*WHAT TO DO*:
Below is a block of records; repeat all of them exactly.

*DATA SUPPLIED*:
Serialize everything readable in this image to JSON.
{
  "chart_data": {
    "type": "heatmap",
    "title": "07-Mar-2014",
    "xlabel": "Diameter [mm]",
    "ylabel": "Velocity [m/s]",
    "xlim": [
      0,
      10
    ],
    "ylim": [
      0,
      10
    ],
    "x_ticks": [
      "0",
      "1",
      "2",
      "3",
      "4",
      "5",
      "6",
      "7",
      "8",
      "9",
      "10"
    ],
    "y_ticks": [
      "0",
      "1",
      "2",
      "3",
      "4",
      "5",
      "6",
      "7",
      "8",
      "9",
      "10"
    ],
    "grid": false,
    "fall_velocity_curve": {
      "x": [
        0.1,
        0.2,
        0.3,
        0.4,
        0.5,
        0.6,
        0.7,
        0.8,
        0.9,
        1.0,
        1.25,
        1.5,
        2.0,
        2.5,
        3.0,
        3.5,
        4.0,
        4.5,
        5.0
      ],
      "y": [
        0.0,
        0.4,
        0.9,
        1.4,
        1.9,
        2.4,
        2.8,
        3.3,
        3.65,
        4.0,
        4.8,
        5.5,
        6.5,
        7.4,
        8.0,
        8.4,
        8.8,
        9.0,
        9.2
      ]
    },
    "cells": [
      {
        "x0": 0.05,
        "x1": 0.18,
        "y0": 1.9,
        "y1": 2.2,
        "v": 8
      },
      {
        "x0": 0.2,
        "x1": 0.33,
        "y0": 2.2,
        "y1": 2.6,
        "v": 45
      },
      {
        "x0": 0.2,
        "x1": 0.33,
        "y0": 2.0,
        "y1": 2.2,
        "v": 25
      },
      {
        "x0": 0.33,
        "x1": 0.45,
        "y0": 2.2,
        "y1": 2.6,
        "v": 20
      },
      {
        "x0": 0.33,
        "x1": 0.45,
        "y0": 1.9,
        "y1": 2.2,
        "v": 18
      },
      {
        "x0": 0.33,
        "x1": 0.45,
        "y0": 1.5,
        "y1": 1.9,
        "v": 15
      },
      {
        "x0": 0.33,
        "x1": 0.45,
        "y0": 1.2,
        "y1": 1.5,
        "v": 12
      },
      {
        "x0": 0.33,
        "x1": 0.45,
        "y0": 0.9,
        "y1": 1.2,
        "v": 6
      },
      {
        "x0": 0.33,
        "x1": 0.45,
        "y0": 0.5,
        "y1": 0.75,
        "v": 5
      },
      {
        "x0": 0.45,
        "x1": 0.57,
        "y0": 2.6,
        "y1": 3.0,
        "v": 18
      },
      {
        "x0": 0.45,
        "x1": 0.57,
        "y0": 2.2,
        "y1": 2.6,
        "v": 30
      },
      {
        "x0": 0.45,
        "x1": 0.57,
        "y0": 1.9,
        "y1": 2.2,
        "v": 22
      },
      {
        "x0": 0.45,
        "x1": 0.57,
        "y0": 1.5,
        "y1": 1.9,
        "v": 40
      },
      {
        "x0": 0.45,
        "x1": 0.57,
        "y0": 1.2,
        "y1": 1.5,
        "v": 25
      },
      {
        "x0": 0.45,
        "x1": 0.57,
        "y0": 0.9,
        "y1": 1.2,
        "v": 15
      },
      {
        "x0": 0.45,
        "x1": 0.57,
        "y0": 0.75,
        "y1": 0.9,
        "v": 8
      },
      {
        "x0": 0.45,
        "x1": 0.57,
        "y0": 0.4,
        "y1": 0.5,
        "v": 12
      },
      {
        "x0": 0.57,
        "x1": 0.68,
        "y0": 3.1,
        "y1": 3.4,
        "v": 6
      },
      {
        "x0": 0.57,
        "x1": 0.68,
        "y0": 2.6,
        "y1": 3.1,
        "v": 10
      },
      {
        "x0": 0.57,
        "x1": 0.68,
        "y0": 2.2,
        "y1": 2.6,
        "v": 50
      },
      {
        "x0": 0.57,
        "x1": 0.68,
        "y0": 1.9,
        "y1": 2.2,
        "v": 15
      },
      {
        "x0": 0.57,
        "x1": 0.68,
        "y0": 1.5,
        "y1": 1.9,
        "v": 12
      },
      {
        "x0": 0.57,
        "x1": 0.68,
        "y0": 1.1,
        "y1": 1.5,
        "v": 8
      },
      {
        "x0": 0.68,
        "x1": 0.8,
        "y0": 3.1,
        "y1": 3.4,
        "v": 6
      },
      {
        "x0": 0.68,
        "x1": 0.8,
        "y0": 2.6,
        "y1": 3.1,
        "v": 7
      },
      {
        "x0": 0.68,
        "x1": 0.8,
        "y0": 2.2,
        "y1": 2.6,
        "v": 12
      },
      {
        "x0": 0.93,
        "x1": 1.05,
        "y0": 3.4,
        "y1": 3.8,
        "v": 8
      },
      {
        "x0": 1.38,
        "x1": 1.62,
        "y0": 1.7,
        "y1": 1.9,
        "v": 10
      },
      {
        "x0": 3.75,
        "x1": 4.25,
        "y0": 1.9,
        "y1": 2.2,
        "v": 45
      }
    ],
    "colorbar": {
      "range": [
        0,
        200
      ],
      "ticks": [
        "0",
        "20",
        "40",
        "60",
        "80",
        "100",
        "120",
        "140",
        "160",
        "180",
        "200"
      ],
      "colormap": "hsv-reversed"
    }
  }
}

*FINISHED EXERCISE*:
Serialize everything readable in this image to JSON.
{
  "chart_data": {
    "type": "heatmap",
    "title": "07-Mar-2014",
    "xlabel": "Diameter [mm]",
    "ylabel": "Velocity [m/s]",
    "xlim": [
      0,
      10
    ],
    "ylim": [
      0,
      10
    ],
    "x_ticks": [
      "0",
      "1",
      "2",
      "3",
      "4",
      "5",
      "6",
      "7",
      "8",
      "9",
      "10"
    ],
    "y_ticks": [
      "0",
      "1",
      "2",
      "3",
      "4",
      "5",
      "6",
      "7",
      "8",
      "9",
      "10"
    ],
    "grid": false,
    "fall_velocity_curve": {
      "x": [
        0.1,
        0.2,
        0.3,
        0.4,
        0.5,
        0.6,
        0.7,
        0.8,
        0.9,
        1.0,
        1.25,
        1.5,
        2.0,
        2.5,
        3.0,
        3.5,
        4.0,
        4.5,
        5.0
      ],
      "y": [
        0.0,
        0.4,
        0.9,
        1.4,
        1.9,
        2.4,
        2.8,
        3.3,
        3.65,
        4.0,
        4.8,
        5.5,
        6.5,
        7.4,
        8.0,
        8.4,
        8.8,
        9.0,
        9.2
      ]
    },
    "cells": [
      {
        "x0": 0.05,
        "x1": 0.18,
        "y0": 1.9,
        "y1": 2.2,
        "v": 8
      },
      {
        "x0": 0.2,
        "x1": 0.33,
        "y0": 2.2,
        "y1": 2.6,
        "v": 45
      },
      {
        "x0": 0.2,
        "x1": 0.33,
        "y0": 2.0,
        "y1": 2.2,
        "v": 25
      },
      {
        "x0": 0.33,
        "x1": 0.45,
        "y0": 2.2,
        "y1": 2.6,
        "v": 20
      },
      {
        "x0": 0.33,
        "x1": 0.45,
        "y0": 1.9,
        "y1": 2.2,
        "v": 18
      },
      {
        "x0": 0.33,
        "x1": 0.45,
        "y0": 1.5,
        "y1": 1.9,
        "v": 15
      },
      {
        "x0": 0.33,
        "x1": 0.45,
        "y0": 1.2,
        "y1": 1.5,
        "v": 12
      },
      {
        "x0": 0.33,
        "x1": 0.45,
        "y0": 0.9,
        "y1": 1.2,
        "v": 6
      },
      {
        "x0": 0.33,
        "x1": 0.45,
        "y0": 0.5,
        "y1": 0.75,
        "v": 5
      },
      {
        "x0": 0.45,
        "x1": 0.57,
        "y0": 2.6,
        "y1": 3.0,
        "v": 18
      },
      {
        "x0": 0.45,
        "x1": 0.57,
        "y0": 2.2,
        "y1": 2.6,
        "v": 30
      },
      {
        "x0": 0.45,
        "x1": 0.57,
        "y0": 1.9,
        "y1": 2.2,
        "v": 22
      },
      {
        "x0": 0.45,
        "x1": 0.57,
        "y0": 1.5,
        "y1": 1.9,
        "v": 40
      },
      {
        "x0": 0.45,
        "x1": 0.57,
        "y0": 1.2,
        "y1": 1.5,
        "v": 25
      },
      {
        "x0": 0.45,
        "x1": 0.57,
        "y0": 0.9,
        "y1": 1.2,
        "v": 15
      },
      {
        "x0": 0.45,
        "x1": 0.57,
        "y0": 0.75,
        "y1": 0.9,
        "v": 8
      },
      {
        "x0": 0.45,
        "x1": 0.57,
        "y0": 0.4,
        "y1": 0.5,
        "v": 12
      },
      {
        "x0": 0.57,
        "x1": 0.68,
        "y0": 3.1,
        "y1": 3.4,
        "v": 6
      },
      {
        "x0": 0.57,
        "x1": 0.68,
        "y0": 2.6,
        "y1": 3.1,
        "v": 10
      },
      {
        "x0": 0.57,
        "x1": 0.68,
        "y0": 2.2,
        "y1": 2.6,
        "v": 50
      },
      {
        "x0": 0.57,
        "x1": 0.68,
        "y0": 1.9,
        "y1": 2.2,
        "v": 15
      },
      {
        "x0": 0.57,
        "x1": 0.68,
        "y0": 1.5,
        "y1": 1.9,
        "v": 12
      },
      {
        "x0": 0.57,
        "x1": 0.68,
        "y0": 1.1,
        "y1": 1.5,
        "v": 8
      },
      {
        "x0": 0.68,
        "x1": 0.8,
        "y0": 3.1,
        "y1": 3.4,
        "v": 6
      },
      {
        "x0": 0.68,
        "x1": 0.8,
        "y0": 2.6,
        "y1": 3.1,
        "v": 7
      },
      {
        "x0": 0.68,
        "x1": 0.8,
        "y0": 2.2,
        "y1": 2.6,
        "v": 12
      },
      {
        "x0": 0.93,
        "x1": 1.05,
        "y0": 3.4,
        "y1": 3.8,
        "v": 8
      },
      {
        "x0": 1.38,
        "x1": 1.62,
        "y0": 1.7,
        "y1": 1.9,
        "v": 10
      },
      {
        "x0": 3.75,
        "x1": 4.25,
        "y0": 1.9,
        "y1": 2.2,
        "v": 45
      }
    ],
    "colorbar": {
      "range": [
        0,
        200
      ],
      "ticks": [
        "0",
        "20",
        "40",
        "60",
        "80",
        "100",
        "120",
        "140",
        "160",
        "180",
        "200"
      ],
      "colormap": "hsv-reversed"
    }
  }
}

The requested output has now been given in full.